* _Prompt_: Express the entries starting at the first one and ending at the line that contains "pocket-icon[interactable] [1230, 46, 1246, 62]" as a JSON list of strings, one string per line, with blank lines omitted.

==== Data for this exercise ====

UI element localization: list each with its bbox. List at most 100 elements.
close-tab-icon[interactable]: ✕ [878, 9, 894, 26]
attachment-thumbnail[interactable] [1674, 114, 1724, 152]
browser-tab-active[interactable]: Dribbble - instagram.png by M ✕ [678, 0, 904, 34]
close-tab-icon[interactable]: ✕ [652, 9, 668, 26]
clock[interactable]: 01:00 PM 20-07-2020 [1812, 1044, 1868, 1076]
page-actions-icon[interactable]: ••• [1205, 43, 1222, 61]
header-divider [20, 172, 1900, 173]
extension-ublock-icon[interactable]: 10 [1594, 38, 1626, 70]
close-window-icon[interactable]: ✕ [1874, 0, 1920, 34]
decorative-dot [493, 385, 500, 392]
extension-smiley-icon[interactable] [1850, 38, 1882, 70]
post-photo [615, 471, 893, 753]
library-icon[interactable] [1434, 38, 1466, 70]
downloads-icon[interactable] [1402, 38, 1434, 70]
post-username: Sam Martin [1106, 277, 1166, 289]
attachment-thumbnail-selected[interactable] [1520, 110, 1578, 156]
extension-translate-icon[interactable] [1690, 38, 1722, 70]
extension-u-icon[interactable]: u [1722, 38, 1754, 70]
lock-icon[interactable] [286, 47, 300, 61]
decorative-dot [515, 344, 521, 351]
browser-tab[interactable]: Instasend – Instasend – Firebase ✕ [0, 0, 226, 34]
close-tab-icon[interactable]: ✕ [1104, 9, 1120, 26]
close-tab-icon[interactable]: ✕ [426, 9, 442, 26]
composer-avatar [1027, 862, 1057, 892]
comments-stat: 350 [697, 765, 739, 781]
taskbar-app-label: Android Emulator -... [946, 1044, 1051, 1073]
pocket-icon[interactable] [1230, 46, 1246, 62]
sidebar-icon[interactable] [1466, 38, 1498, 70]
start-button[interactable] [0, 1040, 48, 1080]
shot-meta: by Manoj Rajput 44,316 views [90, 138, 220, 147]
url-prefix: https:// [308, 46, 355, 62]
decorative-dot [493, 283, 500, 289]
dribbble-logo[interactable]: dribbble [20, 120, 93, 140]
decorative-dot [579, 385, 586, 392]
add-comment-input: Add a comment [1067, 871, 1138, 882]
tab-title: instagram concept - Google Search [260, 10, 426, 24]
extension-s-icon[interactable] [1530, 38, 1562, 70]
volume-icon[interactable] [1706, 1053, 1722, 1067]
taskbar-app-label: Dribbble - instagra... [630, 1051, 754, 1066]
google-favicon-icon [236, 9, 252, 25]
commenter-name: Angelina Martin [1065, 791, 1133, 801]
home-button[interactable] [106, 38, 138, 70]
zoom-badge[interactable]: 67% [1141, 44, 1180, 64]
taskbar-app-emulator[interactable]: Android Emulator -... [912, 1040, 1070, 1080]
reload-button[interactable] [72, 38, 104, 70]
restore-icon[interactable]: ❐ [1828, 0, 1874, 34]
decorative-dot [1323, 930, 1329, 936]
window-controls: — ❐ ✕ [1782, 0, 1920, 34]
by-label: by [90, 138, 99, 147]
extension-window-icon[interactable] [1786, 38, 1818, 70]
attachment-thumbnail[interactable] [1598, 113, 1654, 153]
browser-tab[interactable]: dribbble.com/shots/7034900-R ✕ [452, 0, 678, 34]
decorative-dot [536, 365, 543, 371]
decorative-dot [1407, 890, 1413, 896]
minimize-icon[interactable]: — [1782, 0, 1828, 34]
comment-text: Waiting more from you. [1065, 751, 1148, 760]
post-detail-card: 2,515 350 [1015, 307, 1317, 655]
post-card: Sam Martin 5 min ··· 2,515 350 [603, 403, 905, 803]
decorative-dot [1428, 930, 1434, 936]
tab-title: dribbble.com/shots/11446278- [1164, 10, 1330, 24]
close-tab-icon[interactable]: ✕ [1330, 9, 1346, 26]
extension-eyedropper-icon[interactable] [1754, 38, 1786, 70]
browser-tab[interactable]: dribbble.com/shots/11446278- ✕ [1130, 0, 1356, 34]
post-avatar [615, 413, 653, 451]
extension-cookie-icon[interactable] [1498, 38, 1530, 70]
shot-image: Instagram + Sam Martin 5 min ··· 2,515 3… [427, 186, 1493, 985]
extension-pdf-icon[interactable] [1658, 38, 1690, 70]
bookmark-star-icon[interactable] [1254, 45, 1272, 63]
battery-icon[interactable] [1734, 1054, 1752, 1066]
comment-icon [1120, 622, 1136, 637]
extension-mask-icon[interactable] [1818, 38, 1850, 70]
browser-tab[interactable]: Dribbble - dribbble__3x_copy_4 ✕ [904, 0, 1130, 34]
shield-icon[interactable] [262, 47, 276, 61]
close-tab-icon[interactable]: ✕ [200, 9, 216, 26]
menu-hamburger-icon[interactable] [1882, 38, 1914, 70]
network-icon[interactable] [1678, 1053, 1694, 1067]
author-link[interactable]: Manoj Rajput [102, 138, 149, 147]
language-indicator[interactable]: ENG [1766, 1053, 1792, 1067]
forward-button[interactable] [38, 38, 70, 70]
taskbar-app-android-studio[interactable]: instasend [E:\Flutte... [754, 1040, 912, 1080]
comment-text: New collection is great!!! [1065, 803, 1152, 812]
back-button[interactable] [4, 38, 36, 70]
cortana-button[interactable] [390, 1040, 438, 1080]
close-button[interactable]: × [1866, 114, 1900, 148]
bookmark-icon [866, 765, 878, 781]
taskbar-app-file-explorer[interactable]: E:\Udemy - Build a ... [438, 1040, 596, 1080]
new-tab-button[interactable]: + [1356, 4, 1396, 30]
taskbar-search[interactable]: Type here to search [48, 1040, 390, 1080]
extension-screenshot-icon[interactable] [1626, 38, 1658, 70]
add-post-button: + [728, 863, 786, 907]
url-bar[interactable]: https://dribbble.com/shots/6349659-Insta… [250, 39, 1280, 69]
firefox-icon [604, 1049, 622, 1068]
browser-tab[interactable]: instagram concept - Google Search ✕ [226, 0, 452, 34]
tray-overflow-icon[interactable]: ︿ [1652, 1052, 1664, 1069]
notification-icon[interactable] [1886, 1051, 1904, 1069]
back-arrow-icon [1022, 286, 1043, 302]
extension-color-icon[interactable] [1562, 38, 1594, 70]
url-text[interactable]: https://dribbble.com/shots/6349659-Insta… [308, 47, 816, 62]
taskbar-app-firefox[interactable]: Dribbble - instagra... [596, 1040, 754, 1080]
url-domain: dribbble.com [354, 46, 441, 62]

====

* _Problem solution_:
[
  "UI element localization: list each with its bbox. List at most 100 elements.",
  "close-tab-icon[interactable]: ✕ [878, 9, 894, 26]",
  "attachment-thumbnail[interactable] [1674, 114, 1724, 152]",
  "browser-tab-active[interactable]: Dribbble - instagram.png by M ✕ [678, 0, 904, 34]",
  "close-tab-icon[interactable]: ✕ [652, 9, 668, 26]",
  "clock[interactable]: 01:00 PM 20-07-2020 [1812, 1044, 1868, 1076]",
  "page-actions-icon[interactable]: ••• [1205, 43, 1222, 61]",
  "header-divider [20, 172, 1900, 173]",
  "extension-ublock-icon[interactable]: 10 [1594, 38, 1626, 70]",
  "close-window-icon[interactable]: ✕ [1874, 0, 1920, 34]",
  "decorative-dot [493, 385, 500, 392]",
  "extension-smiley-icon[interactable] [1850, 38, 1882, 70]",
  "post-photo [615, 471, 893, 753]",
  "library-icon[interactable] [1434, 38, 1466, 70]",
  "downloads-icon[interactable] [1402, 38, 1434, 70]",
  "post-username: Sam Martin [1106, 277, 1166, 289]",
  "attachment-thumbnail-selected[interactable] [1520, 110, 1578, 156]",
  "extension-translate-icon[interactable] [1690, 38, 1722, 70]",
  "extension-u-icon[interactable]: u [1722, 38, 1754, 70]",
  "lock-icon[interactable] [286, 47, 300, 61]",
  "decorative-dot [515, 344, 521, 351]",
  "browser-tab[interactable]: Instasend – Instasend – Firebase ✕ [0, 0, 226, 34]",
  "close-tab-icon[interactable]: ✕ [1104, 9, 1120, 26]",
  "close-tab-icon[interactable]: ✕ [426, 9, 442, 26]",
  "composer-avatar [1027, 862, 1057, 892]",
  "comments-stat: 350 [697, 765, 739, 781]",
  "taskbar-app-label: Android Emulator -... [946, 1044, 1051, 1073]",
  "pocket-icon[interactable] [1230, 46, 1246, 62]"
]